*What to work on*. Find every line in the records below that holds the word "right", and copy each one.

*Available data*.
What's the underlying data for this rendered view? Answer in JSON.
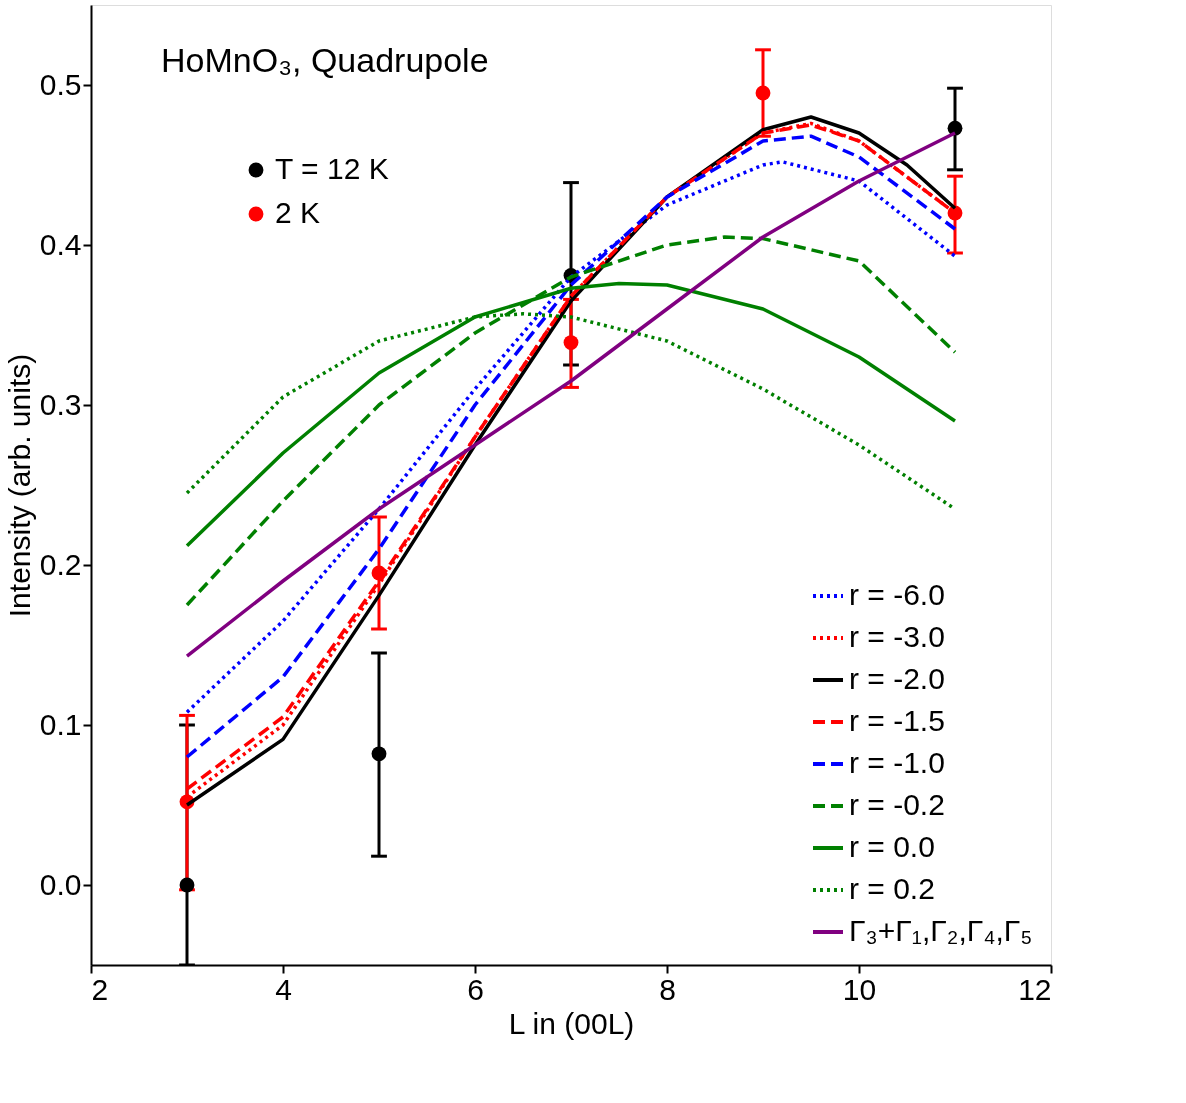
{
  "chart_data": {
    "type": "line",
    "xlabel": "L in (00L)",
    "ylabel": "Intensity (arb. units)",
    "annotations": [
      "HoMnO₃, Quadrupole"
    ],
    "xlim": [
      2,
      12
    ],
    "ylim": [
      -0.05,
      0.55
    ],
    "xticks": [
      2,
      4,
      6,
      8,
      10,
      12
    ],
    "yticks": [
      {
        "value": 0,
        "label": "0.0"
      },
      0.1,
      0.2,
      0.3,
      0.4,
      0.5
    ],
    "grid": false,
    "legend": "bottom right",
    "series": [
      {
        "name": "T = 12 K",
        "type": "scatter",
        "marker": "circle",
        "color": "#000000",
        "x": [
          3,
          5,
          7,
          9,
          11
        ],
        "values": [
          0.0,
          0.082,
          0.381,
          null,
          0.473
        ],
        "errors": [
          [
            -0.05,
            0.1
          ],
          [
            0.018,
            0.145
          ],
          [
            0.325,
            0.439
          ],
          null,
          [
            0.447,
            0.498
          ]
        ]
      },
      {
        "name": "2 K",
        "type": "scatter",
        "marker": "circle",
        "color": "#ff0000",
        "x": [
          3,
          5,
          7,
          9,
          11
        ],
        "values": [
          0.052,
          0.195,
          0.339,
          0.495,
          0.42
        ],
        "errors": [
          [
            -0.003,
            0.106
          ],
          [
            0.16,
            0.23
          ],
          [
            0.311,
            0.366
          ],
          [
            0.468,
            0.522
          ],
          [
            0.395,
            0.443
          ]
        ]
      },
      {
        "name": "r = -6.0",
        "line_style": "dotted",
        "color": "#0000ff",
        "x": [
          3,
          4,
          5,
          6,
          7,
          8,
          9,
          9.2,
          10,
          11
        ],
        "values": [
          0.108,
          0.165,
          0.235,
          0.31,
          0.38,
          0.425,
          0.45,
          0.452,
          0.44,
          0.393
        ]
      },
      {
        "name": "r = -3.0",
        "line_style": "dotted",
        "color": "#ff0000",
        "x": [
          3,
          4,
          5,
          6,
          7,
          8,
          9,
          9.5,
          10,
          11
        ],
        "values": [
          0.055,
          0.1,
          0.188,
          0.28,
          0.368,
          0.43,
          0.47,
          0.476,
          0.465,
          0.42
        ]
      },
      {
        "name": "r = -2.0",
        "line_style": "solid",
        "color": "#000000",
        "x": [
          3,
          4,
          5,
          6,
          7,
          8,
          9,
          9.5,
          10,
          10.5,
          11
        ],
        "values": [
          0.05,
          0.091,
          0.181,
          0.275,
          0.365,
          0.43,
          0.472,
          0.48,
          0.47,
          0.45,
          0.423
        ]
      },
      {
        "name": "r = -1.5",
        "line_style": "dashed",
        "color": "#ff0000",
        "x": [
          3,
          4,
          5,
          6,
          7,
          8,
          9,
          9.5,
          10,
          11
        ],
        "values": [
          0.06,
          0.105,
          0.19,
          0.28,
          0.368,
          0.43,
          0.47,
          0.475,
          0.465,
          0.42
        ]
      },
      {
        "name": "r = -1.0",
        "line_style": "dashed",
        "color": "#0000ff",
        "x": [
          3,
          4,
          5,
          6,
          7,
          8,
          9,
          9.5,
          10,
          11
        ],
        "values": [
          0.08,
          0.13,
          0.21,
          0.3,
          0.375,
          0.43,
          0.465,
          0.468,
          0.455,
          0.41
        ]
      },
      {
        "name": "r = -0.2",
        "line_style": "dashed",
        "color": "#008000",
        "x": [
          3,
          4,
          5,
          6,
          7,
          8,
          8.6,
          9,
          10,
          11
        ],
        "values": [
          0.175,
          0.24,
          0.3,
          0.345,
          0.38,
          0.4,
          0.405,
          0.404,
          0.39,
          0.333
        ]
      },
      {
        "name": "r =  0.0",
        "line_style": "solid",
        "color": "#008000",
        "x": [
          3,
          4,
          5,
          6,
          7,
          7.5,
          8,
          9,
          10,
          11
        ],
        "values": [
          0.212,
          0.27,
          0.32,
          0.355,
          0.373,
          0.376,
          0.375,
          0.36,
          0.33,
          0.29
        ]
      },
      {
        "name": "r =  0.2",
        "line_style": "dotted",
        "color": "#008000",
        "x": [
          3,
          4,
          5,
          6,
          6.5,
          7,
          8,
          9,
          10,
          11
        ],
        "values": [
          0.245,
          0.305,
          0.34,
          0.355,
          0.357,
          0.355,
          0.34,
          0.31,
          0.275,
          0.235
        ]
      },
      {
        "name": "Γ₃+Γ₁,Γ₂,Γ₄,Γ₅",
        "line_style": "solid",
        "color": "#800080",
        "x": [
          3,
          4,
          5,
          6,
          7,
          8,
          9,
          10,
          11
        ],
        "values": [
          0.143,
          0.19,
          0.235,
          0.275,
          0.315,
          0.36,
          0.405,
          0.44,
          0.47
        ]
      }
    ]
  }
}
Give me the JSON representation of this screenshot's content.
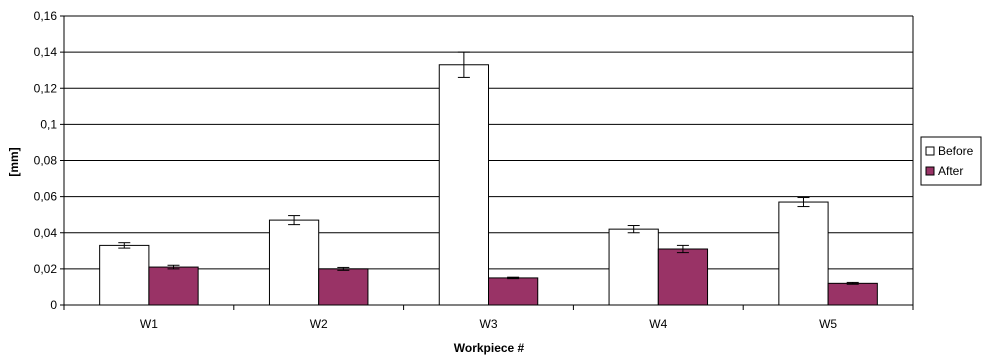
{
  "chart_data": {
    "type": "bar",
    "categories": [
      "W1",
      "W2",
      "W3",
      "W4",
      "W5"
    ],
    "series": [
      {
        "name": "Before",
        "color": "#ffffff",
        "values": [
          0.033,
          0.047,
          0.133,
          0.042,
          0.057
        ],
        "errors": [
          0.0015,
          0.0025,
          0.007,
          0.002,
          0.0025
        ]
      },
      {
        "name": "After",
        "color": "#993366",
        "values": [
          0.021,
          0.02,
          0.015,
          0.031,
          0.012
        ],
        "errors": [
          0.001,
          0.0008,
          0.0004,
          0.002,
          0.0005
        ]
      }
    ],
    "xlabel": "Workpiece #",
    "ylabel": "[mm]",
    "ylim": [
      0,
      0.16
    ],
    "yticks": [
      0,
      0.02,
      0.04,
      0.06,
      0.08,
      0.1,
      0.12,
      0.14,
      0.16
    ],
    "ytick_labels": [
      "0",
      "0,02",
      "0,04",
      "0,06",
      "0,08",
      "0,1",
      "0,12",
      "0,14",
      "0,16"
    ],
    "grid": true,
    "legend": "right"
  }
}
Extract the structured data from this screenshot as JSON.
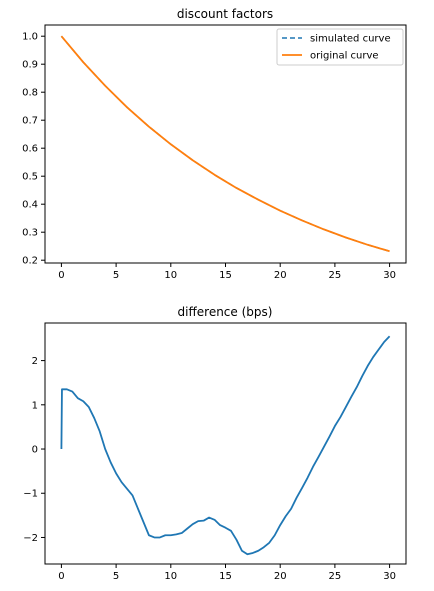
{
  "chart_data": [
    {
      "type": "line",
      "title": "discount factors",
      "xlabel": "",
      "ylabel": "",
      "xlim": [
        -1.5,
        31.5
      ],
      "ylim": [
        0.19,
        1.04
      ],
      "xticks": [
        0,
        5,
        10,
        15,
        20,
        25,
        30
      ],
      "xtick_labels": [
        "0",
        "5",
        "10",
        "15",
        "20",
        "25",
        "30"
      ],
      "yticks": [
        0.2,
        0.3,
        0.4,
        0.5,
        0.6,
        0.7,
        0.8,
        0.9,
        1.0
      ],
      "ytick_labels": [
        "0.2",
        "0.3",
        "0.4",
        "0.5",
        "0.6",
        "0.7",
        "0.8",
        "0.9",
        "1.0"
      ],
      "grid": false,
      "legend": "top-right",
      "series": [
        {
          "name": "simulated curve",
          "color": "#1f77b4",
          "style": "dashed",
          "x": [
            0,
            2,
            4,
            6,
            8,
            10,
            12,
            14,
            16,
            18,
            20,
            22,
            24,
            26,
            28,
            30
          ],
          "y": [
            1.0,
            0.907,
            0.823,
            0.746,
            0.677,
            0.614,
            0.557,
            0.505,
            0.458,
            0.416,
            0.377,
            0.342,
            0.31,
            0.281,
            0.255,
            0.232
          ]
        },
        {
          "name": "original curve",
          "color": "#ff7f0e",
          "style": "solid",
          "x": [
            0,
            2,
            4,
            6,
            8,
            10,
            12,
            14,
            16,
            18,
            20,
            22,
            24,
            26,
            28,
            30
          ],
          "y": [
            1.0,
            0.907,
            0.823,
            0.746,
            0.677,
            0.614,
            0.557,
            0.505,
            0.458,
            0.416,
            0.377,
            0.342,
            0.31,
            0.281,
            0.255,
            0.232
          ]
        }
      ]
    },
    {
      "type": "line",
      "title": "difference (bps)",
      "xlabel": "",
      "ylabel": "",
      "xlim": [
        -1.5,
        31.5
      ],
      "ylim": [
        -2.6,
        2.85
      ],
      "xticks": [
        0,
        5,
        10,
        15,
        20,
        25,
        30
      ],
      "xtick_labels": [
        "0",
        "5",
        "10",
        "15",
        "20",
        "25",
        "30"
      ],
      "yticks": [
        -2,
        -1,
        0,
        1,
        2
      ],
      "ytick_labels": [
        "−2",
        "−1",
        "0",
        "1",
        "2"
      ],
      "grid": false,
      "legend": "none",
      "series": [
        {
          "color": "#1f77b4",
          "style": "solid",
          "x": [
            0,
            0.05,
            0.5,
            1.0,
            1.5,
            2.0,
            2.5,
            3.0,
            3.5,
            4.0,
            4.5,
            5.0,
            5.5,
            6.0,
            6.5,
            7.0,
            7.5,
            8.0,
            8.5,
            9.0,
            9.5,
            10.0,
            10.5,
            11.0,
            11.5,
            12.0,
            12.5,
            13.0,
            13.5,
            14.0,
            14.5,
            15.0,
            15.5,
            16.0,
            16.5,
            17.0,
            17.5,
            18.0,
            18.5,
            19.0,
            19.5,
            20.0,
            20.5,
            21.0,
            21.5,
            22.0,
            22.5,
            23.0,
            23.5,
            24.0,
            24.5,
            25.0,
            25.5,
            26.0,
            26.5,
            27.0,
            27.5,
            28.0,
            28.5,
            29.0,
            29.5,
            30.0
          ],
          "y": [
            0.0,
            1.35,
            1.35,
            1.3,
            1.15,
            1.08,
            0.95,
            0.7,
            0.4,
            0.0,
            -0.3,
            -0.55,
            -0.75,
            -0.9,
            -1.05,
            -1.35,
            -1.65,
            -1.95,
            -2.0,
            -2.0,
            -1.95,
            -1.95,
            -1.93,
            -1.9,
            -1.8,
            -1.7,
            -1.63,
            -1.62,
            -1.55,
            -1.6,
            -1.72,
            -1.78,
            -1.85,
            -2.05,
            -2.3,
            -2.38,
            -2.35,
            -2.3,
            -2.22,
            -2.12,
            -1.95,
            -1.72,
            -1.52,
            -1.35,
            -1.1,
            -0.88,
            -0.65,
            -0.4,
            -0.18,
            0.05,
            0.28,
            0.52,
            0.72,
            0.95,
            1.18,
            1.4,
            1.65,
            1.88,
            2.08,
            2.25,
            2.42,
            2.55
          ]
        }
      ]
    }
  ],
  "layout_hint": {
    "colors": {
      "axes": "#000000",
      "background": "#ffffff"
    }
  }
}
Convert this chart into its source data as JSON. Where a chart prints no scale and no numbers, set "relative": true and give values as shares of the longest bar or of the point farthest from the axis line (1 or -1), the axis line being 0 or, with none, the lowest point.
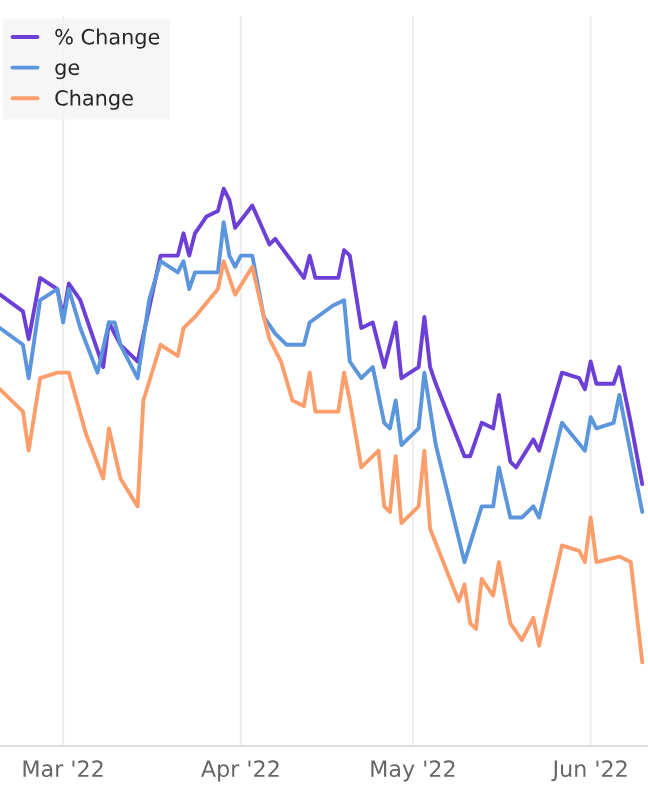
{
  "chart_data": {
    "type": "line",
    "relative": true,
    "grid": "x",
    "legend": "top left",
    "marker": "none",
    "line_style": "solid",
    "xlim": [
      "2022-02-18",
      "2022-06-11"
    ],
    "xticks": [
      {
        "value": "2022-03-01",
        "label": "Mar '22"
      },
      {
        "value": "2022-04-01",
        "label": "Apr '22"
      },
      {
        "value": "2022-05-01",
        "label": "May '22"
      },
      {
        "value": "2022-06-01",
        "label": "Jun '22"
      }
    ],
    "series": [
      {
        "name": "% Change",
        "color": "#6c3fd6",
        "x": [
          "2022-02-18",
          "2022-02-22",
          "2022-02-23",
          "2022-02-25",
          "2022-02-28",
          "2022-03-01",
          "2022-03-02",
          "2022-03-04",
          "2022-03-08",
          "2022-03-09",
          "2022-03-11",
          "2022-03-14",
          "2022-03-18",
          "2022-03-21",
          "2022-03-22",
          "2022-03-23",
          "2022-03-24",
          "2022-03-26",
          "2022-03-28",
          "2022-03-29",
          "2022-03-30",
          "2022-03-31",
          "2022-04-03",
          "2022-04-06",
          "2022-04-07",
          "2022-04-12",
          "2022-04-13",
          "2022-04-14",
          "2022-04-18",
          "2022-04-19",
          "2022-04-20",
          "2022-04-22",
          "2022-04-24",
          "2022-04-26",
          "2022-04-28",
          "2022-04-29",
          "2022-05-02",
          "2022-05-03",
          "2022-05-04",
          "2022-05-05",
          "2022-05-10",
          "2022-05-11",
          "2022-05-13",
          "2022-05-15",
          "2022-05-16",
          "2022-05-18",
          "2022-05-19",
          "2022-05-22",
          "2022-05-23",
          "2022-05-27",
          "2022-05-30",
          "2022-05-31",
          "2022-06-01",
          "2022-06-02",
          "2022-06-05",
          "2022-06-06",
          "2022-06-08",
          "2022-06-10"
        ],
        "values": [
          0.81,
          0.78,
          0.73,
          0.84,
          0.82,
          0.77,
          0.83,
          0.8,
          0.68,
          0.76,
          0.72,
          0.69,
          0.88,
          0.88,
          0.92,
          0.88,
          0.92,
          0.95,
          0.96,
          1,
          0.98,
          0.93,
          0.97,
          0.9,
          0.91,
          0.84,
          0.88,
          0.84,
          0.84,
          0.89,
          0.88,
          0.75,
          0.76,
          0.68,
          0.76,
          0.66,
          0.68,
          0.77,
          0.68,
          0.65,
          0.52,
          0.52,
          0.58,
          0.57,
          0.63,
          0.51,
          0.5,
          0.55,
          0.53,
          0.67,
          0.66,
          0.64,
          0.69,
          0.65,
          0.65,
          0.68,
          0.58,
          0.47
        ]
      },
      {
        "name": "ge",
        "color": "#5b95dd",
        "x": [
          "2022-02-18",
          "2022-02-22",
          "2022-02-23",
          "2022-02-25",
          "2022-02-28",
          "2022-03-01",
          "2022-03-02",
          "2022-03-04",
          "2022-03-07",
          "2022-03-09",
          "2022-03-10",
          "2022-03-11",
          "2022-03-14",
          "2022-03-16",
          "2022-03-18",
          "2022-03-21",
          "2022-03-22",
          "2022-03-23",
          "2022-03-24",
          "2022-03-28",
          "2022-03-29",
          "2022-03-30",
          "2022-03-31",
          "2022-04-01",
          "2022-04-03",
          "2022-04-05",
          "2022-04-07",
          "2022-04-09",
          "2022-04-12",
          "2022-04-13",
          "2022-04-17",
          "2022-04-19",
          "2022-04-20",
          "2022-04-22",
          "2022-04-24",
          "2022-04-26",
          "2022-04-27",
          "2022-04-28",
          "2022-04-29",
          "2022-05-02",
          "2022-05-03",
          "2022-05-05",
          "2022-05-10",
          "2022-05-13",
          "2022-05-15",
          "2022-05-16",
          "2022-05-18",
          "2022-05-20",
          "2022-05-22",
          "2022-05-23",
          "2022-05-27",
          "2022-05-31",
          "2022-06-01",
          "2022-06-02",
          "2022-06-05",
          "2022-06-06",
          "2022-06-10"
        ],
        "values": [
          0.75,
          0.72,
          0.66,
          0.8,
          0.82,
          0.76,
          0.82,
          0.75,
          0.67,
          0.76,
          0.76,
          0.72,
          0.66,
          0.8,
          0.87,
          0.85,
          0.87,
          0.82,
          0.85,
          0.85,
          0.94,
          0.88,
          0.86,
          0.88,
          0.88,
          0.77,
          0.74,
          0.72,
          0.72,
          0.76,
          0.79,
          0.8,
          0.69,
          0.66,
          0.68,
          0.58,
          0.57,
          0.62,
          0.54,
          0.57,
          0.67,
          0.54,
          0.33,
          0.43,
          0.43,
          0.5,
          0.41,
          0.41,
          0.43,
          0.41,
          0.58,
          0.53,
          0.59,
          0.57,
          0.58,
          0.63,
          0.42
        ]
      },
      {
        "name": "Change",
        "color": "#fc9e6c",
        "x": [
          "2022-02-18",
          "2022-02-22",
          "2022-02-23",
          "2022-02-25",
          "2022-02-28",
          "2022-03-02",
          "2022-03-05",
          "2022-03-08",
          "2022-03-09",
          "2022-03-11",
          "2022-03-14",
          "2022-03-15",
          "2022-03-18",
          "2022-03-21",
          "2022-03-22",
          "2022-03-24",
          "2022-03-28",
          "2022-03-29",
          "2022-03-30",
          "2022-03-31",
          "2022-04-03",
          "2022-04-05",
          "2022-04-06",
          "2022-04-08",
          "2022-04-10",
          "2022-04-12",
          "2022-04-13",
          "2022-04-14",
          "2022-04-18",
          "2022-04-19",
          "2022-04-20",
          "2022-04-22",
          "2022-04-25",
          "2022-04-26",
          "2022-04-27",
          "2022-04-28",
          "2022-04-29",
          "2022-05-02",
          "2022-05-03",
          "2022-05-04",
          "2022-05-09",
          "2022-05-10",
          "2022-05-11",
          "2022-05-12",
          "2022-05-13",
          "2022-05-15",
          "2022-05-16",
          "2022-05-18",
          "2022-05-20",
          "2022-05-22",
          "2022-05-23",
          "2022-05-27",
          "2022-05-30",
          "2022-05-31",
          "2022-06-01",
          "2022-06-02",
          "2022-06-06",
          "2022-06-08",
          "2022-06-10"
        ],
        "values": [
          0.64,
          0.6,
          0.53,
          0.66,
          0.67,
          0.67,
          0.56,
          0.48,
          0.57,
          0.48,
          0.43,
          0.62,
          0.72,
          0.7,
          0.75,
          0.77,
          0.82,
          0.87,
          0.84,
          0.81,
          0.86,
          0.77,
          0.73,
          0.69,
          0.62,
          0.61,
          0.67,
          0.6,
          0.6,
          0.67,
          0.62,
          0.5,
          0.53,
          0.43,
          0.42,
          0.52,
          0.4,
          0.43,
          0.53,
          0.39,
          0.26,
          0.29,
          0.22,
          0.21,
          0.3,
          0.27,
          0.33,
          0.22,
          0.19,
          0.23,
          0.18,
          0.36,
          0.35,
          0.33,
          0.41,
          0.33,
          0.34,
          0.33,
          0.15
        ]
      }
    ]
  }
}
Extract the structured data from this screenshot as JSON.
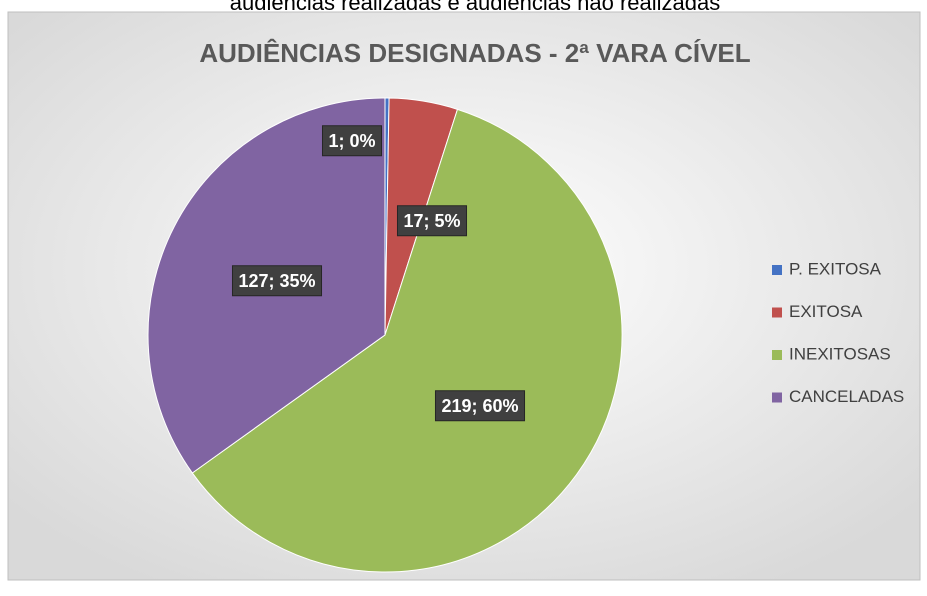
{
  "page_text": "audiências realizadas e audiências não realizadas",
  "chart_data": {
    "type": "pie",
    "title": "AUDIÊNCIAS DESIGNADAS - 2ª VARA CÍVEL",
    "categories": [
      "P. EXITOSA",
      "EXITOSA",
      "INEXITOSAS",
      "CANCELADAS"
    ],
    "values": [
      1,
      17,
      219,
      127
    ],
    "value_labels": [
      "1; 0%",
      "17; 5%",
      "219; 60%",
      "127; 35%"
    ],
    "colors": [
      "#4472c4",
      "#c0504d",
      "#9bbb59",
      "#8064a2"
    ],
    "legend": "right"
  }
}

*Solution*.
    "legend": "bottom right",
    "legend": "right"
      "legend": "top-right",
    "legend": "right"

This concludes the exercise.